= Stored data entries =
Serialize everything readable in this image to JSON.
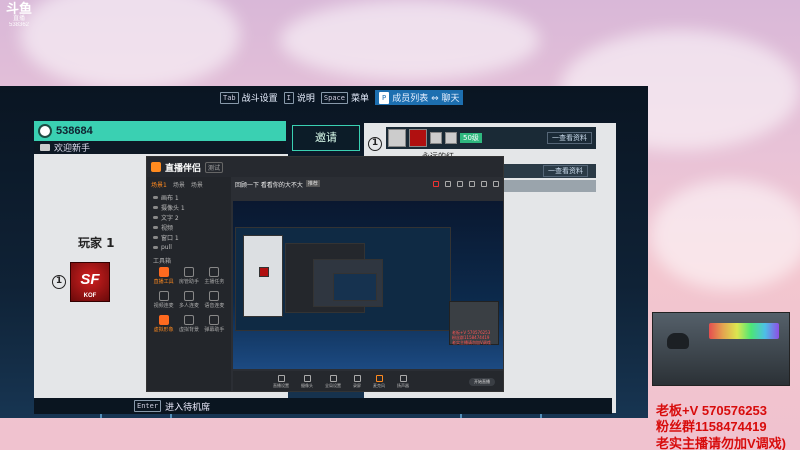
{
  "platform_logo": {
    "name": "斗鱼",
    "sub1": "直播",
    "room_no": "538362"
  },
  "game": {
    "topbar": [
      {
        "key": "Tab",
        "label": "战斗设置",
        "active": false
      },
      {
        "key": "I",
        "label": "说明",
        "active": false
      },
      {
        "key": "Space",
        "label": "菜单",
        "active": false
      },
      {
        "key": "P",
        "label": "成员列表 ⇔ 聊天",
        "active": true
      }
    ],
    "left_panel": {
      "player_id": "538684",
      "welcome": "欢迎新手",
      "player_label": "玩家 1",
      "slot": "①",
      "logo_text": "SF",
      "logo_sub": "KOF"
    },
    "invite_button": "邀请",
    "wait_room": {
      "key": "Enter",
      "label": "进入待机席"
    },
    "roster": {
      "slot": "①",
      "level": "50级",
      "view_profile": "一查看资料",
      "view_profile_2": "一查看资料",
      "member_name": "永远的红"
    }
  },
  "stream_app": {
    "title": "直播伴侣",
    "version": "测试",
    "tabs": [
      "场景1",
      "场景",
      "场景"
    ],
    "sources": [
      "画布 1",
      "摄像头 1",
      "文字 2",
      "视频",
      "窗口 1",
      "pull"
    ],
    "tools_label": "工具箱",
    "tools": [
      {
        "label": "直播工具",
        "hl": true
      },
      {
        "label": "房管助手",
        "hl": false
      },
      {
        "label": "主播任务",
        "hl": false
      },
      {
        "label": "视频连麦",
        "hl": false
      },
      {
        "label": "多人连麦",
        "hl": false
      },
      {
        "label": "语音连麦",
        "hl": false
      },
      {
        "label": "虚拟形象",
        "hl": true
      },
      {
        "label": "虚拟背景",
        "hl": false
      },
      {
        "label": "弹幕助手",
        "hl": false
      }
    ],
    "room_title": "回顾一下 看看你的大不大",
    "room_tag": "推荐",
    "bottom_tools": [
      "直播设置",
      "摄像头",
      "全局设置",
      "录屏",
      "麦克风",
      "扬声器"
    ],
    "start_label": "开始直播",
    "cam_text": [
      "老板+V 570576253",
      "粉丝群1158474419",
      "老实主播请勿加V调戏"
    ]
  },
  "ads": {
    "line1": "老板+V 570576253",
    "line2": "粉丝群1158474419",
    "line3": "老实主播请勿加V调戏)"
  },
  "colors": {
    "accent_teal": "#3ad0b2",
    "ad_red": "#d80c0c",
    "active_blue": "#1d6fb0",
    "app_orange": "#ff8a1f"
  }
}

= Problem to work on =
Quote all of the entries word for word, omitting any pictures.

= Solution =
Serialize everything readable in this image to JSON.
{
  "platform_logo": {
    "name": "斗鱼",
    "sub1": "直播",
    "room_no": "538362"
  },
  "game": {
    "topbar": [
      {
        "key": "Tab",
        "label": "战斗设置",
        "active": false
      },
      {
        "key": "I",
        "label": "说明",
        "active": false
      },
      {
        "key": "Space",
        "label": "菜单",
        "active": false
      },
      {
        "key": "P",
        "label": "成员列表 ⇔ 聊天",
        "active": true
      }
    ],
    "left_panel": {
      "player_id": "538684",
      "welcome": "欢迎新手",
      "player_label": "玩家 1",
      "slot": "①",
      "logo_text": "SF",
      "logo_sub": "KOF"
    },
    "invite_button": "邀请",
    "wait_room": {
      "key": "Enter",
      "label": "进入待机席"
    },
    "roster": {
      "slot": "①",
      "level": "50级",
      "view_profile": "一查看资料",
      "view_profile_2": "一查看资料",
      "member_name": "永远的红"
    }
  },
  "stream_app": {
    "title": "直播伴侣",
    "version": "测试",
    "tabs": [
      "场景1",
      "场景",
      "场景"
    ],
    "sources": [
      "画布 1",
      "摄像头 1",
      "文字 2",
      "视频",
      "窗口 1",
      "pull"
    ],
    "tools_label": "工具箱",
    "tools": [
      {
        "label": "直播工具",
        "hl": true
      },
      {
        "label": "房管助手",
        "hl": false
      },
      {
        "label": "主播任务",
        "hl": false
      },
      {
        "label": "视频连麦",
        "hl": false
      },
      {
        "label": "多人连麦",
        "hl": false
      },
      {
        "label": "语音连麦",
        "hl": false
      },
      {
        "label": "虚拟形象",
        "hl": true
      },
      {
        "label": "虚拟背景",
        "hl": false
      },
      {
        "label": "弹幕助手",
        "hl": false
      }
    ],
    "room_title": "回顾一下 看看你的大不大",
    "room_tag": "推荐",
    "bottom_tools": [
      "直播设置",
      "摄像头",
      "全局设置",
      "录屏",
      "麦克风",
      "扬声器"
    ],
    "start_label": "开始直播",
    "cam_text": [
      "老板+V 570576253",
      "粉丝群1158474419",
      "老实主播请勿加V调戏"
    ]
  },
  "ads": {
    "line1": "老板+V 570576253",
    "line2": "粉丝群1158474419",
    "line3": "老实主播请勿加V调戏)"
  },
  "colors": {
    "accent_teal": "#3ad0b2",
    "ad_red": "#d80c0c",
    "active_blue": "#1d6fb0",
    "app_orange": "#ff8a1f"
  }
}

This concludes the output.